> Work to complete
Count every line in the entries that contains "under". Report that count alone.

> Exercise material

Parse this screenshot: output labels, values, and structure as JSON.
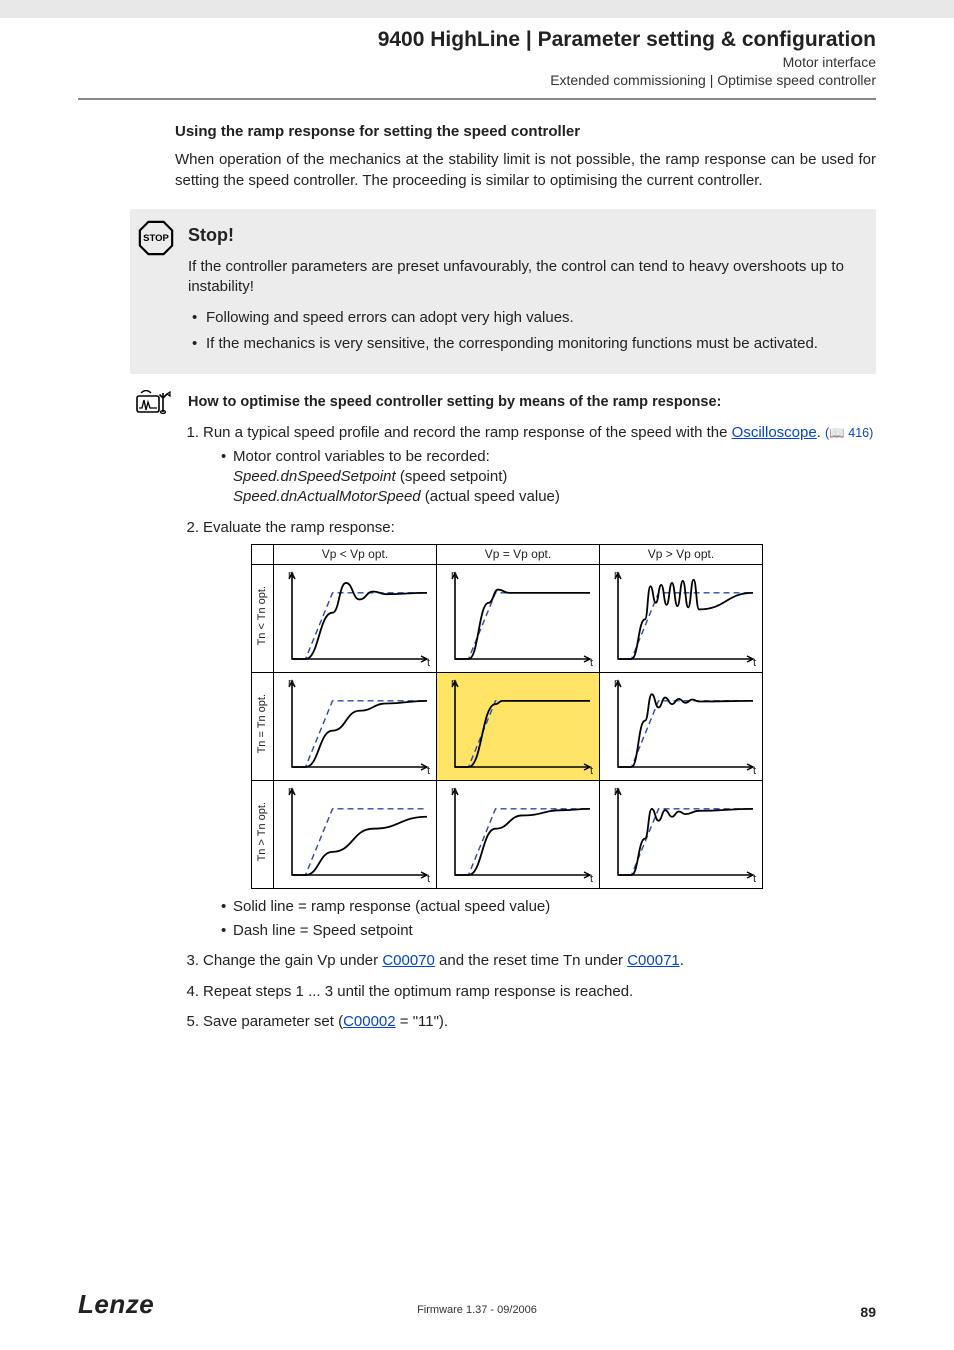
{
  "header": {
    "title": "9400 HighLine | Parameter setting & configuration",
    "sub1": "Motor interface",
    "sub2": "Extended commissioning | Optimise speed controller"
  },
  "section": {
    "heading": "Using the ramp response for setting the speed controller",
    "intro": "When operation of the mechanics at the stability limit is not possible, the ramp response can be used for setting the speed controller. The proceeding is similar to optimising the current controller."
  },
  "stopbox": {
    "title": "Stop!",
    "para": "If the controller parameters are preset unfavourably, the control can tend to heavy overshoots up to instability!",
    "bullets": [
      "Following and speed errors can adopt very high values.",
      "If the mechanics is very sensitive, the corresponding monitoring functions must be activated."
    ]
  },
  "howto": {
    "title": "How to optimise the speed controller setting by means of the ramp response:"
  },
  "steps": {
    "s1_pre": "Run a typical speed profile and record the ramp response of the speed with the ",
    "s1_link": "Oscilloscope",
    "s1_post": ".",
    "s1_ref_icon": "📖",
    "s1_ref": " 416)",
    "s1_ref_open": " (",
    "s1_sub_intro": "Motor control variables to be recorded:",
    "s1_sub_a_var": "Speed.dnSpeedSetpoint",
    "s1_sub_a_desc": " (speed setpoint)",
    "s1_sub_b_var": "Speed.dnActualMotorSpeed",
    "s1_sub_b_desc": " (actual speed value)",
    "s2": "Evaluate the ramp response:",
    "s3_pre": "Change the gain Vp under ",
    "s3_link1": "C00070",
    "s3_mid": " and the reset time Tn under ",
    "s3_link2": "C00071",
    "s3_post": ".",
    "s4": "Repeat steps 1 ... 3 until the optimum ramp response is reached.",
    "s5_pre": "Save parameter set (",
    "s5_link": "C00002",
    "s5_post": " = \"11\")."
  },
  "chart_labels": {
    "col1": "Vp < Vp opt.",
    "col2": "Vp = Vp opt.",
    "col3": "Vp > Vp opt.",
    "row1": "Tn < Tn opt.",
    "row2": "Tn = Tn opt.",
    "row3": "Tn > Tn opt.",
    "ylab": "n",
    "xlab": "t"
  },
  "legend": {
    "a": "Solid line = ramp response (actual speed value)",
    "b": "Dash line = Speed setpoint"
  },
  "footer": {
    "logo": "Lenze",
    "center": "Firmware 1.37 - 09/2006",
    "page": "89"
  },
  "chart_data": {
    "type": "line",
    "description": "3x3 grid of step-response sketches. Dashed line in every cell is the speed setpoint (ramp up then plateau). Solid line is actual speed. Columns vary proportional gain Vp (under-, optimum, over-). Rows vary integral reset time Tn (under-, optimum, over-). Optimum cell (row2,col2) is highlighted yellow.",
    "axes": {
      "x": "t (time, arbitrary units 0–10)",
      "y": "n (speed, normalized 0–1.2)"
    },
    "setpoint": {
      "x": [
        0,
        1,
        3,
        10
      ],
      "y": [
        0,
        0,
        1,
        1
      ]
    },
    "cells": [
      {
        "row": "Tn<Tn opt",
        "col": "Vp<Vp opt",
        "highlight": false,
        "actual": {
          "x": [
            0,
            1,
            3,
            4,
            5,
            6,
            7,
            10
          ],
          "y": [
            0,
            0,
            0.7,
            1.15,
            0.9,
            1.02,
            0.98,
            1.0
          ]
        }
      },
      {
        "row": "Tn<Tn opt",
        "col": "Vp=Vp opt",
        "highlight": false,
        "actual": {
          "x": [
            0,
            1,
            2.5,
            3.2,
            4,
            10
          ],
          "y": [
            0,
            0,
            0.85,
            1.05,
            1.0,
            1.0
          ]
        }
      },
      {
        "row": "Tn<Tn opt",
        "col": "Vp>Vp opt",
        "highlight": false,
        "actual": {
          "x": [
            0,
            1,
            2,
            2.4,
            2.8,
            3.2,
            3.6,
            4,
            4.4,
            4.8,
            5.2,
            5.6,
            6,
            10
          ],
          "y": [
            0,
            0,
            0.6,
            1.1,
            0.85,
            1.12,
            0.82,
            1.15,
            0.8,
            1.18,
            0.78,
            1.2,
            0.75,
            1.0
          ]
        }
      },
      {
        "row": "Tn=Tn opt",
        "col": "Vp<Vp opt",
        "highlight": false,
        "actual": {
          "x": [
            0,
            1,
            3,
            5,
            7,
            10
          ],
          "y": [
            0,
            0,
            0.55,
            0.85,
            0.96,
            1.0
          ]
        }
      },
      {
        "row": "Tn=Tn opt",
        "col": "Vp=Vp opt",
        "highlight": true,
        "actual": {
          "x": [
            0,
            1,
            3,
            3.5,
            10
          ],
          "y": [
            0,
            0,
            0.95,
            1.0,
            1.0
          ]
        }
      },
      {
        "row": "Tn=Tn opt",
        "col": "Vp>Vp opt",
        "highlight": false,
        "actual": {
          "x": [
            0,
            1,
            2,
            2.5,
            3,
            3.5,
            4,
            4.5,
            5,
            5.5,
            6,
            10
          ],
          "y": [
            0,
            0,
            0.7,
            1.1,
            0.9,
            1.05,
            0.95,
            1.03,
            0.97,
            1.02,
            0.99,
            1.0
          ]
        }
      },
      {
        "row": "Tn>Tn opt",
        "col": "Vp<Vp opt",
        "highlight": false,
        "actual": {
          "x": [
            0,
            1,
            3,
            6,
            10
          ],
          "y": [
            0,
            0,
            0.35,
            0.7,
            0.88
          ]
        }
      },
      {
        "row": "Tn>Tn opt",
        "col": "Vp=Vp opt",
        "highlight": false,
        "actual": {
          "x": [
            0,
            1,
            3,
            5,
            8,
            10
          ],
          "y": [
            0,
            0,
            0.7,
            0.9,
            0.98,
            1.0
          ]
        }
      },
      {
        "row": "Tn>Tn opt",
        "col": "Vp>Vp opt",
        "highlight": false,
        "actual": {
          "x": [
            0,
            1,
            2,
            2.5,
            3,
            3.5,
            4,
            4.5,
            5,
            6,
            10
          ],
          "y": [
            0,
            0,
            0.55,
            1.0,
            0.82,
            0.98,
            0.88,
            0.96,
            0.92,
            0.97,
            1.0
          ]
        }
      }
    ]
  }
}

> Task result
3